What is asked: Omit every picture and output the rest of the records exactly as they are.

* BEGIN Material for the task *

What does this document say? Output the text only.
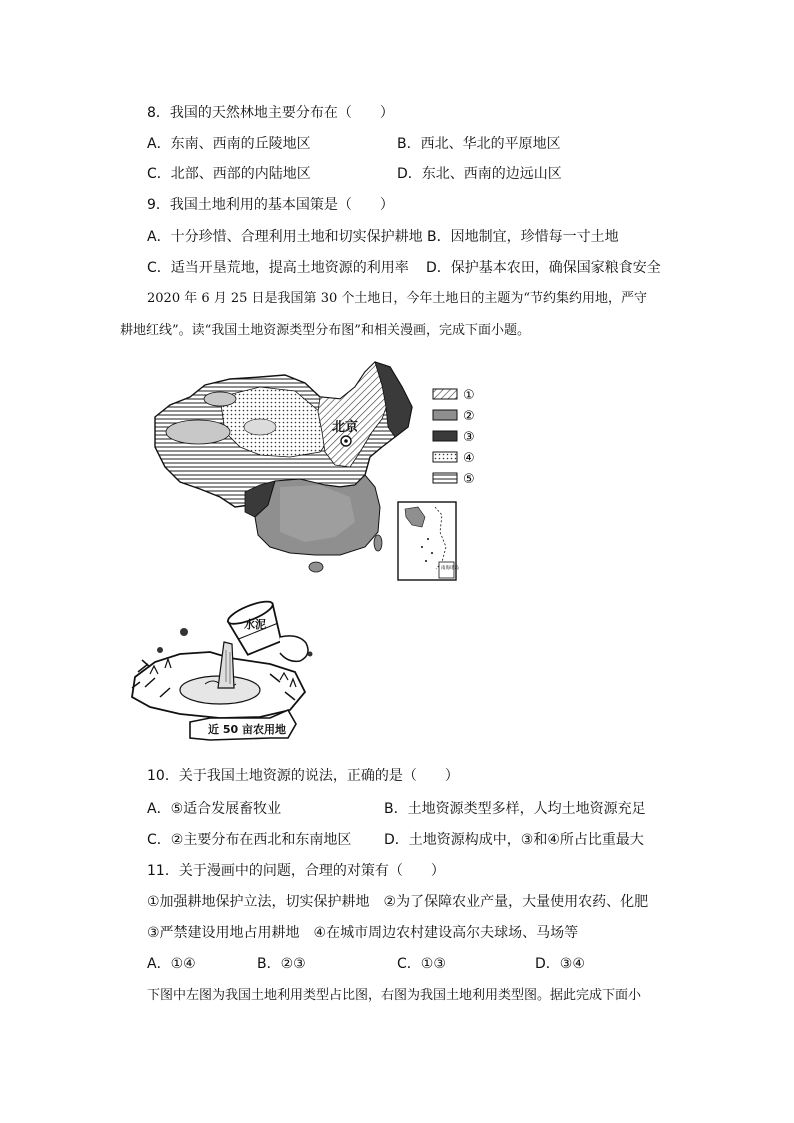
8．我国的天然林地主要分布在（　　）
A．东南、西南的丘陵地区	B．西北、华北的平原地区
C．北部、西部的内陆地区	D．东北、西南的边远山区
9．我国土地利用的基本国策是（　　）
A．十分珍惜、合理利用土地和切实保护耕地 B．因地制宜，珍惜每一寸土地
C．适当开垦荒地，提高土地资源的利用率 D．保护基本农田，确保国家粮食安全
2020 年 6 月 25 日是我国第 30 个土地日，今年土地日的主题为“节约集约用地，严守
耕地红线”。读“我国土地资源类型分布图”和相关漫画，完成下面小题。
北京
①
②
③
④
⑤
南海诸岛
水泥
近 50 亩农用地
10．关于我国土地资源的说法，正确的是（　　）
A．⑤适合发展畜牧业	B．土地资源类型多样，人均土地资源充足
C．②主要分布在西北和东南地区 D．土地资源构成中，③和④所占比重最大
11．关于漫画中的问题，合理的对策有（　　）
①加强耕地保护立法，切实保护耕地　②为了保障农业产量，大量使用农药、化肥
③严禁建设用地占用耕地　④在城市周边农村建设高尔夫球场、马场等
A．①④	B．②③	C．①③	D．③④
下图中左图为我国土地利用类型占比图，右图为我国土地利用类型图。据此完成下面小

* END Material for the task *

Output for this task:
What does this document say? Output the text only.
8．我国的天然林地主要分布在（　　）
A．东南、西南的丘陵地区	B．西北、华北的平原地区
C．北部、西部的内陆地区	D．东北、西南的边远山区
9．我国土地利用的基本国策是（　　）
A．十分珍惜、合理利用土地和切实保护耕地 B．因地制宜，珍惜每一寸土地
C．适当开垦荒地，提高土地资源的利用率 D．保护基本农田，确保国家粮食安全
2020 年 6 月 25 日是我国第 30 个土地日，今年土地日的主题为“节约集约用地，严守
耕地红线”。读“我国土地资源类型分布图”和相关漫画，完成下面小题。
北京
①
②
③
④
⑤
南海诸岛
水泥
近 50 亩农用地
10．关于我国土地资源的说法，正确的是（　　）
A．⑤适合发展畜牧业	B．土地资源类型多样，人均土地资源充足
C．②主要分布在西北和东南地区 D．土地资源构成中，③和④所占比重最大
11．关于漫画中的问题，合理的对策有（　　）
①加强耕地保护立法，切实保护耕地　②为了保障农业产量，大量使用农药、化肥
③严禁建设用地占用耕地　④在城市周边农村建设高尔夫球场、马场等
A．①④	B．②③	C．①③	D．③④
下图中左图为我国土地利用类型占比图，右图为我国土地利用类型图。据此完成下面小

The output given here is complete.